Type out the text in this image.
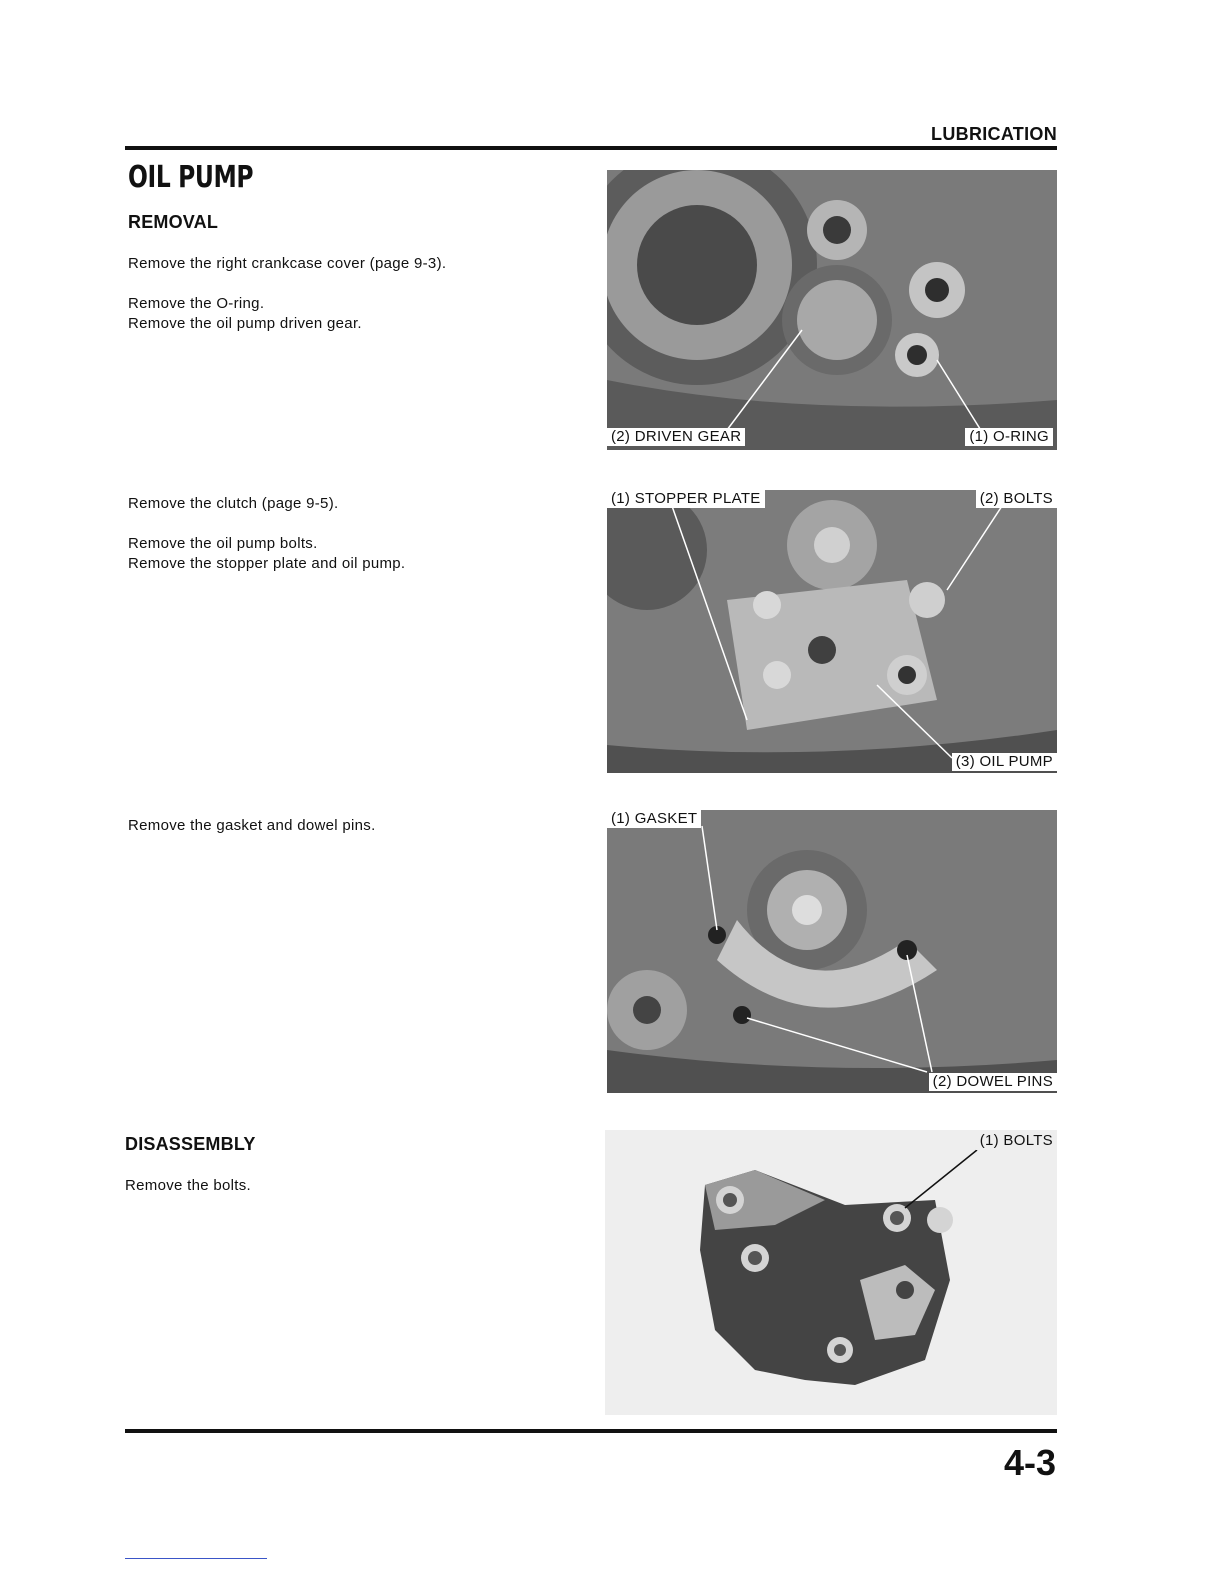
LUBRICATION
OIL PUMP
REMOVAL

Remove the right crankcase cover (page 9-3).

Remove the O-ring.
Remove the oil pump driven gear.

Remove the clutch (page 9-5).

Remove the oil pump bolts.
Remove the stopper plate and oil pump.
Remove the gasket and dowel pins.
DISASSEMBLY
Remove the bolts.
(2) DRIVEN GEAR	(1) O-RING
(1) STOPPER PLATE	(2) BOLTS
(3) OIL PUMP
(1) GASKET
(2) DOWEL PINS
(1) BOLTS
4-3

####################

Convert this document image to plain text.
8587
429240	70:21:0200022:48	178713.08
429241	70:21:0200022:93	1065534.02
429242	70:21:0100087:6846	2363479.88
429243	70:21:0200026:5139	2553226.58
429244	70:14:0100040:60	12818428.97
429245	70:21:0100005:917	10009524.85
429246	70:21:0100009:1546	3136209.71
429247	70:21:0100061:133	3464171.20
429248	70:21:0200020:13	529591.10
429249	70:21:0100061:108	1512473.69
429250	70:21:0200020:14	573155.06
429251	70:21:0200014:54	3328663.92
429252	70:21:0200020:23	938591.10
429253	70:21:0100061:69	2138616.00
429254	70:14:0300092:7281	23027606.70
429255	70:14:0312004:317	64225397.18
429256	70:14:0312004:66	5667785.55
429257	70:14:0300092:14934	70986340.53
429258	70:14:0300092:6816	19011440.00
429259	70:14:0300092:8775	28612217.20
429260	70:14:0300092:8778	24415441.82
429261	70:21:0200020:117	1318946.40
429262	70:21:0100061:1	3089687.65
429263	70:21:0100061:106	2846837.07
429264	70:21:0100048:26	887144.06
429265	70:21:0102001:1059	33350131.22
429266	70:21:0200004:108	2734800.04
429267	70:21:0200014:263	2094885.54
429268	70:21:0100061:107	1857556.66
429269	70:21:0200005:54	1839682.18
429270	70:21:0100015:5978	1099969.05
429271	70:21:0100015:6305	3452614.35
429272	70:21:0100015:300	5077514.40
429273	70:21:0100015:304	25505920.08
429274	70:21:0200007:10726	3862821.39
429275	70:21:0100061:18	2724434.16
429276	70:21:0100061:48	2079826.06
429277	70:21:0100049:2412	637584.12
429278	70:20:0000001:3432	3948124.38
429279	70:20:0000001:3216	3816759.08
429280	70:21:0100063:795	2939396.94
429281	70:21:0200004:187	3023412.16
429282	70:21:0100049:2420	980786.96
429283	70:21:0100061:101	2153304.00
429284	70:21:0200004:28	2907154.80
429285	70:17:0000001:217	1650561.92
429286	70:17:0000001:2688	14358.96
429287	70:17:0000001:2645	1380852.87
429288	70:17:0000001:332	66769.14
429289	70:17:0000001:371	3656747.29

####################

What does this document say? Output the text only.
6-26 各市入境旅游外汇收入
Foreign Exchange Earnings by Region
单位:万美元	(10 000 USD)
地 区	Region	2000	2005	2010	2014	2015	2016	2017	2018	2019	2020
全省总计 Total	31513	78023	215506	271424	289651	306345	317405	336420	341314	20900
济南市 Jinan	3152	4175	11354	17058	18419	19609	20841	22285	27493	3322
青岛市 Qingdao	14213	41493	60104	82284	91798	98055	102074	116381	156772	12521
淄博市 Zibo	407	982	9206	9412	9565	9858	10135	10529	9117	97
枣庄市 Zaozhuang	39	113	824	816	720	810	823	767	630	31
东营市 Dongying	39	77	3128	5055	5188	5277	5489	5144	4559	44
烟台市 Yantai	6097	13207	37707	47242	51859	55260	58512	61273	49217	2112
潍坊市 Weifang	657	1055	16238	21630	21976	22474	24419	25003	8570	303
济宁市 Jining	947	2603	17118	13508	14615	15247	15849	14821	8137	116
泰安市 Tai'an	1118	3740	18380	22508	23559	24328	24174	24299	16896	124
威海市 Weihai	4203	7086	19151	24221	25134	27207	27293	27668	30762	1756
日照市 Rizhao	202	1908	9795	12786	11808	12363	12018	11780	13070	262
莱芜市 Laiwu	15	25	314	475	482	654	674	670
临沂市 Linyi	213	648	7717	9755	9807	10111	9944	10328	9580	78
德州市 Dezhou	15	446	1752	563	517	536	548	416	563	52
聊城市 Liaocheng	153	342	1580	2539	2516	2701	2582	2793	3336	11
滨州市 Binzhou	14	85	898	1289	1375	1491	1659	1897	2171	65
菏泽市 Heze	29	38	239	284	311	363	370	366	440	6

####################

Exercise task.
List all lines from the entries that include the word "document".

Response to the task.
Convert this document image to plain text.
What does this document say? Output the text only.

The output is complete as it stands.